* [EXERCISE TASK]: Keep every line where the word "this" appears; drop the rest.

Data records
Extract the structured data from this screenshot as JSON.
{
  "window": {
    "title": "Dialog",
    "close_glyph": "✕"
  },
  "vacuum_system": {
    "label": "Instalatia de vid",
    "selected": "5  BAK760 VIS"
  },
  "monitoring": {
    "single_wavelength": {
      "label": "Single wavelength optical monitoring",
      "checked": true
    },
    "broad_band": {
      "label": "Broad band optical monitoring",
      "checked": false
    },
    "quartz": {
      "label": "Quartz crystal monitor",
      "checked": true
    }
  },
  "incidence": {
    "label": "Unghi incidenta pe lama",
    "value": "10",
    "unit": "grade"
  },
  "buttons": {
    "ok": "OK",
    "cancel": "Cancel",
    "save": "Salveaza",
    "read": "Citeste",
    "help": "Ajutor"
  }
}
* * *
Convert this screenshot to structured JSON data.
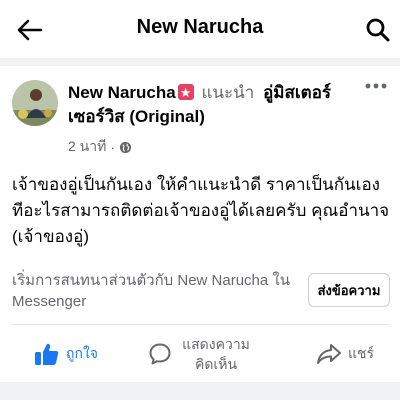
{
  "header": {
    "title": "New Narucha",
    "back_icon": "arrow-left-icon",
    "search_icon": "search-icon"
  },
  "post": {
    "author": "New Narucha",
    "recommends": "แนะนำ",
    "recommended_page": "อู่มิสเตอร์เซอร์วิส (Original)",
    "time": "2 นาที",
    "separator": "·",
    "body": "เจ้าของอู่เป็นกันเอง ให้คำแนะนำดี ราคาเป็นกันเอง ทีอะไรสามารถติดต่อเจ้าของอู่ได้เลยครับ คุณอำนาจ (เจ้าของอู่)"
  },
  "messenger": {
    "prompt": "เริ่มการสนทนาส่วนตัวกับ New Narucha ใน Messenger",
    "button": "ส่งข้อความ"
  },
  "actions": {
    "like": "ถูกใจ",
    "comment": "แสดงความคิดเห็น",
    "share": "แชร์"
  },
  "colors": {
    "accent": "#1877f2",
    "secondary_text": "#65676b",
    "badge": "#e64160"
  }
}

* [RESPONSE]:
Extract the structured data from this screenshot as JSON.
Convert this screenshot to structured JSON data.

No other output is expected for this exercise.